Items from a figure collection
________________

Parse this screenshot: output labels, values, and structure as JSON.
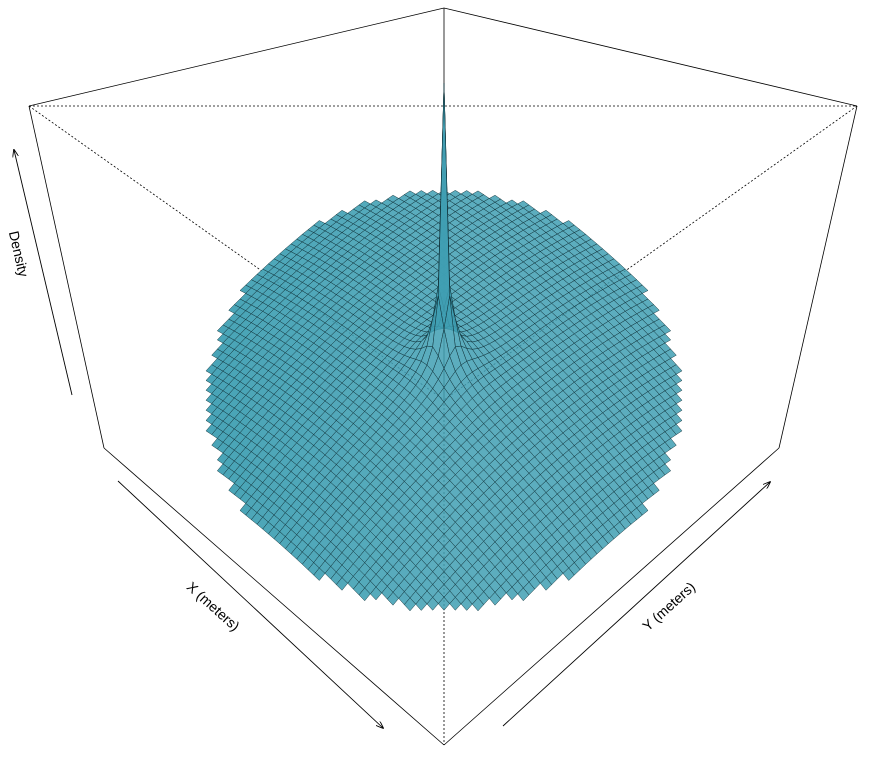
{
  "chart_data": {
    "type": "surface",
    "title": "",
    "xlabel": "X (meters)",
    "ylabel": "Y (meters)",
    "zlabel": "Density",
    "colors": {
      "surface": "#3f9fb3",
      "mesh": "#0c2a31",
      "box": "#000000"
    },
    "shape": "radially symmetric density, circular domain, sharp central spike",
    "grid": true,
    "legend": "none"
  }
}
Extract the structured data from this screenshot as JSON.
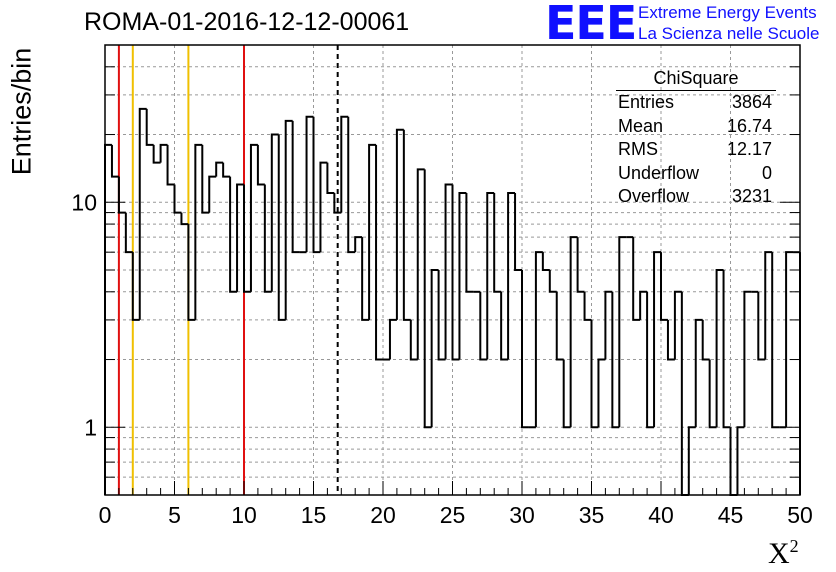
{
  "header": {
    "title": "ROMA-01-2016-12-12-00061",
    "logo_text": "EEE",
    "logo_line1": "Extreme Energy Events",
    "logo_line2": "La Scienza nelle Scuole"
  },
  "stats_box": {
    "title": "ChiSquare",
    "rows": [
      {
        "label": "Entries",
        "value": "3864"
      },
      {
        "label": "Mean",
        "value": "16.74"
      },
      {
        "label": "RMS",
        "value": "12.17"
      },
      {
        "label": "Underflow",
        "value": "0"
      },
      {
        "label": "Overflow",
        "value": "3231"
      }
    ]
  },
  "colors": {
    "histogram": "#000000",
    "grid": "#999999",
    "red_line": "#e01010",
    "yellow_line": "#f0c000",
    "mean_line": "#000000",
    "logo": "#1010ff"
  },
  "chart_data": {
    "type": "bar",
    "subtype": "step-histogram",
    "title": "ROMA-01-2016-12-12-00061",
    "xlabel": "Χ",
    "xlabel_superscript": "2",
    "ylabel": "Entries/bin",
    "xlim": [
      0,
      50
    ],
    "ylim": [
      0.5,
      50
    ],
    "y_scale": "log",
    "grid": true,
    "bin_width": 0.5,
    "x_ticks": [
      "0",
      "5",
      "10",
      "15",
      "20",
      "25",
      "30",
      "35",
      "40",
      "45",
      "50"
    ],
    "y_ticks": [
      "1",
      "10"
    ],
    "values": [
      18,
      13,
      9,
      6,
      3,
      26,
      18,
      15,
      18,
      12,
      9,
      8,
      3,
      18,
      9,
      13,
      15,
      13,
      4,
      12,
      4,
      18,
      12,
      4,
      20,
      3,
      23,
      6,
      6,
      24,
      6,
      15,
      11,
      9,
      24,
      6,
      7,
      3,
      18,
      2,
      2,
      3,
      21,
      3,
      2,
      14,
      1,
      5,
      2,
      12,
      2,
      11,
      4,
      4,
      2,
      11,
      4,
      2,
      11,
      5,
      1,
      1,
      6,
      5,
      4,
      2,
      1,
      7,
      4,
      3,
      1,
      2,
      4,
      1,
      7,
      7,
      3,
      4,
      1,
      6,
      3,
      2,
      4,
      0.5,
      1,
      3,
      2,
      1,
      5,
      1,
      0.5,
      1,
      4,
      4,
      2,
      6,
      1,
      1,
      6,
      6
    ],
    "vertical_lines": [
      {
        "x": 1,
        "color": "red",
        "style": "solid"
      },
      {
        "x": 2,
        "color": "yellow",
        "style": "solid"
      },
      {
        "x": 6,
        "color": "yellow",
        "style": "solid"
      },
      {
        "x": 10,
        "color": "red",
        "style": "solid"
      },
      {
        "x": 16.74,
        "color": "black",
        "style": "dashed"
      }
    ]
  }
}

________________

-- Written request --
Which lines hold the word "screenshot"? Show each one.

-- Answer to this problem --
Parse this screenshot: output labels, values, and structure as JSON.
Extract the structured data from this screenshot as JSON.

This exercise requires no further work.